→ Description of the task: Look through the material below. Copy each line that contains the string "values".

→ Provided material:

[Begin]

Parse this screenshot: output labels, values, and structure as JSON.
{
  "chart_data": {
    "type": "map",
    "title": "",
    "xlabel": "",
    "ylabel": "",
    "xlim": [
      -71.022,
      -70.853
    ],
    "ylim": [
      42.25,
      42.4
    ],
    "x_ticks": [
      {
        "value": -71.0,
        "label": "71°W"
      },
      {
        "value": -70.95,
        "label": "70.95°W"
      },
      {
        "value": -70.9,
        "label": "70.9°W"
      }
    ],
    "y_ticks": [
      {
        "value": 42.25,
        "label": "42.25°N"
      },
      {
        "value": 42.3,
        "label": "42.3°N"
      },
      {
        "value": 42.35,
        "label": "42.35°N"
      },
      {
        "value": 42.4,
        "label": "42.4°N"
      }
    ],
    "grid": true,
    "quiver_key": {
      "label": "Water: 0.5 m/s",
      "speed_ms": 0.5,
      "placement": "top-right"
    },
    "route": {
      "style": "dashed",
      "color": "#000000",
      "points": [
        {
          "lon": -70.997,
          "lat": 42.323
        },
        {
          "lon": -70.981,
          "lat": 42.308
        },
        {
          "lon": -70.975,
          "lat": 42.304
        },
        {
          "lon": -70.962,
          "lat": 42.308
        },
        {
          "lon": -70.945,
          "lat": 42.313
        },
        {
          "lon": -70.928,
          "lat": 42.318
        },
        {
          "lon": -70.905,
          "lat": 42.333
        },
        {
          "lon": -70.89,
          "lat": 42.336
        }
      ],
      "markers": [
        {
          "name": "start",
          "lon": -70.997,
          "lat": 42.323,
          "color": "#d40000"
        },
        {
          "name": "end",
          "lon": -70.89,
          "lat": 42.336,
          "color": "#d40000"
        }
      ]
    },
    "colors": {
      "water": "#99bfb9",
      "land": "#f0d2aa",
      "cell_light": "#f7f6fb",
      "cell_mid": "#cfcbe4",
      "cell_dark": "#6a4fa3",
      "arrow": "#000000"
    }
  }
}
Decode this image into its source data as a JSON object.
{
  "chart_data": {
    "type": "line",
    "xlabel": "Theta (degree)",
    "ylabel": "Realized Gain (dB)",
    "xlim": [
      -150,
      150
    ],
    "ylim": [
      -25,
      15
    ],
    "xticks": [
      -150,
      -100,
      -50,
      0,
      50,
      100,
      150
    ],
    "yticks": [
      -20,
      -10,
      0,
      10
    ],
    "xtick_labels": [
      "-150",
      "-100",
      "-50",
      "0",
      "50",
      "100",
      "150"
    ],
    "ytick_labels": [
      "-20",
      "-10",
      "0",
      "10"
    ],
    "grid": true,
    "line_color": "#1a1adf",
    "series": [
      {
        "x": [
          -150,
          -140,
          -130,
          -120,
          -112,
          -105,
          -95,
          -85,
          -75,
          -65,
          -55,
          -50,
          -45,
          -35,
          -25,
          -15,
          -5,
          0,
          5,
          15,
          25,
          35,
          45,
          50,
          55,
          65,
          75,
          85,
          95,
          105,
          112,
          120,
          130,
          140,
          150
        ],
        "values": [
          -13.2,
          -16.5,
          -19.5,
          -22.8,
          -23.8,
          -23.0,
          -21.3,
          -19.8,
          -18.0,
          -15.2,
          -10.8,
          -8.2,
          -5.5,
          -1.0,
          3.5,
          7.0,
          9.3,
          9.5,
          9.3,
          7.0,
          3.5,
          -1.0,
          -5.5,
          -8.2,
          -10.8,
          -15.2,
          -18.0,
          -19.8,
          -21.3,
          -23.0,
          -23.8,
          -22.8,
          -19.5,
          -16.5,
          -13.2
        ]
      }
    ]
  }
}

[End]

→ Complete output:
Parse this screenshot: output labels, values, and structure as JSON.
        "values": [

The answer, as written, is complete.